*AUSGEWÄHLTER TEXTAUSZUG:*

Unternehmen / Ausland

Revolution im Kaffeegeschäft

Single-Origin, Frappuccino, Cold Brew – Nestlé, Starbucks und nun auch Coca-Cola steigern Wachstum und Marge durch Diversifizierung.

Coca-Cola will im wachsenden Kaffeemarkt mitmischen und wird zum direkten Konkurrenten von Nestlé und Starbucks. Vergangene Woche wurde bekannt, dass der Getränkehersteller für 3,9 Mrd. £ Costa Coffee übernimmt. Dazu gehören die fast 4000 Filialen der britischen Kaffeehauskette sowie die Markenrechte. Heisse Getränke ist eines der wenigen Segmente, in dem der US-Konzern nicht vertreten war (vgl. Text unten).

*ARBEITSAUFTRAG:* Setze den Text über Coca-Colas Einstieg ins Kaffeegeschäft nach seinem letzten Satz fort. Für die Bearbeitung braucht man die Zeilen nicht.

*AUSZUG DER ZEILEN:*
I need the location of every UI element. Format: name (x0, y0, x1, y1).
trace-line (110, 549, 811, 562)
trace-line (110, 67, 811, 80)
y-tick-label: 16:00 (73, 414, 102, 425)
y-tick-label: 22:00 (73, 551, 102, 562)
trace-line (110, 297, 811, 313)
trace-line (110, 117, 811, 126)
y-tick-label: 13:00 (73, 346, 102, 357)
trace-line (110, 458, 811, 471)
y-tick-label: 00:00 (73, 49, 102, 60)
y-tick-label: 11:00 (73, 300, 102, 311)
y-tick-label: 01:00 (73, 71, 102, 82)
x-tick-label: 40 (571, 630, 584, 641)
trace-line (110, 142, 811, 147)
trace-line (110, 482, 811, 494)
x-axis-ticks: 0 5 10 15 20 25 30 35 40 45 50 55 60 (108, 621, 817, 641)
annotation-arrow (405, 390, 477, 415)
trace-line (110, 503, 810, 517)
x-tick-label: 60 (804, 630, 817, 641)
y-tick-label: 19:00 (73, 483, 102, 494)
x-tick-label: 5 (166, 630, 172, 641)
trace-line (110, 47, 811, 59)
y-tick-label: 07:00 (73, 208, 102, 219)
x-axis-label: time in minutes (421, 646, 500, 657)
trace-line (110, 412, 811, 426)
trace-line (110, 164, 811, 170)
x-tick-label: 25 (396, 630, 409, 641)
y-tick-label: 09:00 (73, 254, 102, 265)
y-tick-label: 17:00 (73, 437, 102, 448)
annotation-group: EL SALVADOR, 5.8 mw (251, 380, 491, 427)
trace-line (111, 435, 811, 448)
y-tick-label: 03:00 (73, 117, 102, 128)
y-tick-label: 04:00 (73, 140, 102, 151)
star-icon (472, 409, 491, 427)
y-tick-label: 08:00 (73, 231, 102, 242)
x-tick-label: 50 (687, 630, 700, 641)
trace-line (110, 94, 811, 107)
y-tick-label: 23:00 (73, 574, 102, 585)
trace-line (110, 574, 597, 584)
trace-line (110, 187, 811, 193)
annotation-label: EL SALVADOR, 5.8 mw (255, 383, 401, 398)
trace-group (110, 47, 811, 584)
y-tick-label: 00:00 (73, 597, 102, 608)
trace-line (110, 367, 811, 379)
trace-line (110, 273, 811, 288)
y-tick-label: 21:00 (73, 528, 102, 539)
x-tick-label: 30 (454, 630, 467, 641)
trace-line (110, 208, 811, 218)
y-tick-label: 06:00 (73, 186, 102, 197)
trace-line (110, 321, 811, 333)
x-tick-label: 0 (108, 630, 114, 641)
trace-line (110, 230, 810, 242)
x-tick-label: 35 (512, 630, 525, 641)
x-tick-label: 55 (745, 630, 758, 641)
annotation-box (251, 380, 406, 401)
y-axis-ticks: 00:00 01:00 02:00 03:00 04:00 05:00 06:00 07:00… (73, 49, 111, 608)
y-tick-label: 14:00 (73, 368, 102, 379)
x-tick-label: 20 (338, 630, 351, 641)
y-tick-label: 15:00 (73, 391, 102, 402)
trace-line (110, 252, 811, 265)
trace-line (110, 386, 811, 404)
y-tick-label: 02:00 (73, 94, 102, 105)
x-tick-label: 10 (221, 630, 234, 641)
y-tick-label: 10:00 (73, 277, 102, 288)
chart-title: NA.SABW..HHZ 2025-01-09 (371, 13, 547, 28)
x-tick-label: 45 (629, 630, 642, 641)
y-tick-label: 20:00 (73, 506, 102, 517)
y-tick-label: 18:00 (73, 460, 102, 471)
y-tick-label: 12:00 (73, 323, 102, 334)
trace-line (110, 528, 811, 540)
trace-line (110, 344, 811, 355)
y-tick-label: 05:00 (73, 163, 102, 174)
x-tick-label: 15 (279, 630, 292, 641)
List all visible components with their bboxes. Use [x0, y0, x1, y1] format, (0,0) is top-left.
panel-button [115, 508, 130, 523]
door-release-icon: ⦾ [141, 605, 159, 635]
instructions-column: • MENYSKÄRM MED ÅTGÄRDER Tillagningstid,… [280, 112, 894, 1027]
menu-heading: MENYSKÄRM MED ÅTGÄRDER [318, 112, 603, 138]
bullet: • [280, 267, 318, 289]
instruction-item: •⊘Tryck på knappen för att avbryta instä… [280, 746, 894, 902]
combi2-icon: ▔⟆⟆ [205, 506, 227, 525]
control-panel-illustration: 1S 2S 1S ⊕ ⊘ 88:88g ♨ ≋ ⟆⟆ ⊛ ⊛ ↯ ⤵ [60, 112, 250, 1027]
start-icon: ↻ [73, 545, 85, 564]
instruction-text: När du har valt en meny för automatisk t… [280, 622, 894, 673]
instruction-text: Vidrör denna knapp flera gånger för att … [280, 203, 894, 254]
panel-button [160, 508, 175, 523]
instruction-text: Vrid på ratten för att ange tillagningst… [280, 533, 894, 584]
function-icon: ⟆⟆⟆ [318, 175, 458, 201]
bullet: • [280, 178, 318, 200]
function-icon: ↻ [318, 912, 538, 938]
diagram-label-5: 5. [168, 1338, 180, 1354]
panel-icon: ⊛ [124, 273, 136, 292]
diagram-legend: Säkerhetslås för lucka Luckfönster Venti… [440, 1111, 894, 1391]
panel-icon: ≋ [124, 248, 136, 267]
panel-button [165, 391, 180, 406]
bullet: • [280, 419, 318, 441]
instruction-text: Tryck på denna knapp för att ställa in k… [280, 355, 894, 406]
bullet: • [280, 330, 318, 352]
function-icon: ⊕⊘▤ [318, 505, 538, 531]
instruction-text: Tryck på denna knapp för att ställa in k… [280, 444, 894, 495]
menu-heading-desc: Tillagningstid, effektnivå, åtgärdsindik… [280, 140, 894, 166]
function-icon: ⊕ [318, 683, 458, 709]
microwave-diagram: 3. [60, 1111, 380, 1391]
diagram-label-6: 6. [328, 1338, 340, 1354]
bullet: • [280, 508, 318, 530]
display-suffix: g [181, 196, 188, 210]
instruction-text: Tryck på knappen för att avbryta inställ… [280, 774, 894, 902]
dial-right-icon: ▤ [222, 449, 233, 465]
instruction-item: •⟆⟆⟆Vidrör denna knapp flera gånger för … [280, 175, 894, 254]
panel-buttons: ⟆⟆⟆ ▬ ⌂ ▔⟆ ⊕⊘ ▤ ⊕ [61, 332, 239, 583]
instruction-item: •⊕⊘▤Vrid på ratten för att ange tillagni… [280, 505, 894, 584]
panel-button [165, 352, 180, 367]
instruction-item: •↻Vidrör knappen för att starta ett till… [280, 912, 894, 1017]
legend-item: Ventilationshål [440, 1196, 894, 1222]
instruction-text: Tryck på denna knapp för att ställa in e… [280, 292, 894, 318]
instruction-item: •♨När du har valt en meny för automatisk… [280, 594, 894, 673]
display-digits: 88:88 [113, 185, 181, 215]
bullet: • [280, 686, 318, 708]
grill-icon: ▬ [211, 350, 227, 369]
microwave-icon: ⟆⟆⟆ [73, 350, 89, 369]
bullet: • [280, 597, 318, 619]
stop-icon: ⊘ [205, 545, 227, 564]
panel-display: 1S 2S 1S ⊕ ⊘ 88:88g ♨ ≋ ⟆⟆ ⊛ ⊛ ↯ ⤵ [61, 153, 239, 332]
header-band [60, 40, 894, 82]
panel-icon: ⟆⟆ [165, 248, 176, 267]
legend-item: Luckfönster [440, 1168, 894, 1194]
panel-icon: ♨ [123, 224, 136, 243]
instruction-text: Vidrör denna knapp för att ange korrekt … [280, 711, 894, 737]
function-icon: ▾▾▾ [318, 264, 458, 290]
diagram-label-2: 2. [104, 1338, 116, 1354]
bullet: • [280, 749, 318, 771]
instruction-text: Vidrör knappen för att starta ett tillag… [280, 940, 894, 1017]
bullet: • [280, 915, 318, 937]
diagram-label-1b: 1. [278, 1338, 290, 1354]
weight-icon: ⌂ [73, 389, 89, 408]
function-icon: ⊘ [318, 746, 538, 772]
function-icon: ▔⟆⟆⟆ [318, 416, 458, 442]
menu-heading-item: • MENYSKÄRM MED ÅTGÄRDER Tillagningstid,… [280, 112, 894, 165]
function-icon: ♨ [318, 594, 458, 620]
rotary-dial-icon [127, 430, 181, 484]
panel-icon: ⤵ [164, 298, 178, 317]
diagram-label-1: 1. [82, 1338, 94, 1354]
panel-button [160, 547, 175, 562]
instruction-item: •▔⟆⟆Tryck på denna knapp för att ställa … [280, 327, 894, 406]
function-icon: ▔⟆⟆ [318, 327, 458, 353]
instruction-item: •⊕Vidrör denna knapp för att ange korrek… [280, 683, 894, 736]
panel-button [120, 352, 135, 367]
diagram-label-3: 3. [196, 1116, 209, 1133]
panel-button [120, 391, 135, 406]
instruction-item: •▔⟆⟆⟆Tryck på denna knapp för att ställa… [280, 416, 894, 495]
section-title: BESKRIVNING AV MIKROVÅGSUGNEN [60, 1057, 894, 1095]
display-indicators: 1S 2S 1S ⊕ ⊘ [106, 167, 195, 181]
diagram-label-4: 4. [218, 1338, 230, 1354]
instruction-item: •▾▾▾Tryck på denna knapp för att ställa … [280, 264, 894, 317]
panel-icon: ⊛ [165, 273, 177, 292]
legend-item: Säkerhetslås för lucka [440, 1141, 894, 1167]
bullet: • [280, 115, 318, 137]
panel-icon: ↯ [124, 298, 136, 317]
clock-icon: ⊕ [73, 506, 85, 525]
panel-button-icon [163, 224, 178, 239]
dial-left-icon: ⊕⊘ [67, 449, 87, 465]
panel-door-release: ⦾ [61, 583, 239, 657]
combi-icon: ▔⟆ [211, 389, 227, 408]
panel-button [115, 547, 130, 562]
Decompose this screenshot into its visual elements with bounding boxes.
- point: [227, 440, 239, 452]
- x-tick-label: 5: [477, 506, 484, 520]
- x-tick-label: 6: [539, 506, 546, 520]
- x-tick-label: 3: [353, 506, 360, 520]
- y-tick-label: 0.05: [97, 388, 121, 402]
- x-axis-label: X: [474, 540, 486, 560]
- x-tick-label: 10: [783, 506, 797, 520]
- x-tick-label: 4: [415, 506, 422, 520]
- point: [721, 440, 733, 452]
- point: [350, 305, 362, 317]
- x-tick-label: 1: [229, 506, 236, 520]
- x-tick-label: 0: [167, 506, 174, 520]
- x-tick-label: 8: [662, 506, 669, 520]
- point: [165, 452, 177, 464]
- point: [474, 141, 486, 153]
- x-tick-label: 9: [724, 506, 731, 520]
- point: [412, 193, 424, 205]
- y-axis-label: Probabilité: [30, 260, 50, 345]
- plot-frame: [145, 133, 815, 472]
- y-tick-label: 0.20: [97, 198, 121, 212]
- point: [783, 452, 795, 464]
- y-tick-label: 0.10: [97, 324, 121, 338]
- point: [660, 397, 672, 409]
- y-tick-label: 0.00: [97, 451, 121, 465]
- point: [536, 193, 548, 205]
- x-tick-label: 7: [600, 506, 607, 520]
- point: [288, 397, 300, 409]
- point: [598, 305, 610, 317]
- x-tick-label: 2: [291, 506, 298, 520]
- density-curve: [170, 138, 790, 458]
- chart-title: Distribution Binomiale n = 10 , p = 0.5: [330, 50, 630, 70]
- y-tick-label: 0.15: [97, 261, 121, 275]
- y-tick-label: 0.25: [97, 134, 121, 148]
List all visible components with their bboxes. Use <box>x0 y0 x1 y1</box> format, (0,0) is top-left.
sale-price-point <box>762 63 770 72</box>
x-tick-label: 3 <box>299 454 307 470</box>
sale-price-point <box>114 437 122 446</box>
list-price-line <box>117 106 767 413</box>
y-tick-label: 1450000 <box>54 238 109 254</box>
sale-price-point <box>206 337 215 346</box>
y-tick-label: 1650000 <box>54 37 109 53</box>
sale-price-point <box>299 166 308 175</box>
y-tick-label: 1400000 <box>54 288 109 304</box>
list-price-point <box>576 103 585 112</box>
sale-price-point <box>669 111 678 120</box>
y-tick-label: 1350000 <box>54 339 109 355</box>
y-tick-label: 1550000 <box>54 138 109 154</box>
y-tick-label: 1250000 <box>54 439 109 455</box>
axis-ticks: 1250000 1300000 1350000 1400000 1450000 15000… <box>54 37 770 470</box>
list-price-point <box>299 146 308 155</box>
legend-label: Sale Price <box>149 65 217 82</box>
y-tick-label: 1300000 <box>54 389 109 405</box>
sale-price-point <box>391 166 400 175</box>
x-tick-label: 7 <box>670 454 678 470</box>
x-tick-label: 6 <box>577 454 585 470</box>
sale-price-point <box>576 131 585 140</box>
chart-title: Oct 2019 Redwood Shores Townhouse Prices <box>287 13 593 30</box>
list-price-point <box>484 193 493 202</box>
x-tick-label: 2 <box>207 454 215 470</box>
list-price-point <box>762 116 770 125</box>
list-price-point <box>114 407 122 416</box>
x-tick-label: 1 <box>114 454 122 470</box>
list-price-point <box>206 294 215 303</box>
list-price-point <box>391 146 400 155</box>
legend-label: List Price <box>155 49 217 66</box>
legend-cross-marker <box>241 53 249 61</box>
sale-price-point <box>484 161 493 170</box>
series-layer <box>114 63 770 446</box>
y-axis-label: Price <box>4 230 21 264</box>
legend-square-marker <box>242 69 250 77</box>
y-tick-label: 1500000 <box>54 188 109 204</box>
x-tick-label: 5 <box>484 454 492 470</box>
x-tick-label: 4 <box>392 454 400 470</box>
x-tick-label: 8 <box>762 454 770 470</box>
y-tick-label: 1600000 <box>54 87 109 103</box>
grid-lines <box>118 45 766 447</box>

*LÖSUNG:*
«Die Übernahme ist eine Reaktion auf die Vorgänge am Getränkemarkt im Allgemeinen und beim Kaffee im Speziellen», glaubt Michael Schaefer vom Marktbeobachter Euromonitor. Sie ist nur die jüngste in einer Reihe von Transaktionen, die das globale Kaffeegeschäft revolutionieren: Die Grenze zwischen Kaffee für den Heimverbrauch und neuen Verkaufsformen wie Coffee Shops verschwimme zunehmend. Die Kunden lassen sich nicht mehr einer bestimmten Gruppe zuteilen.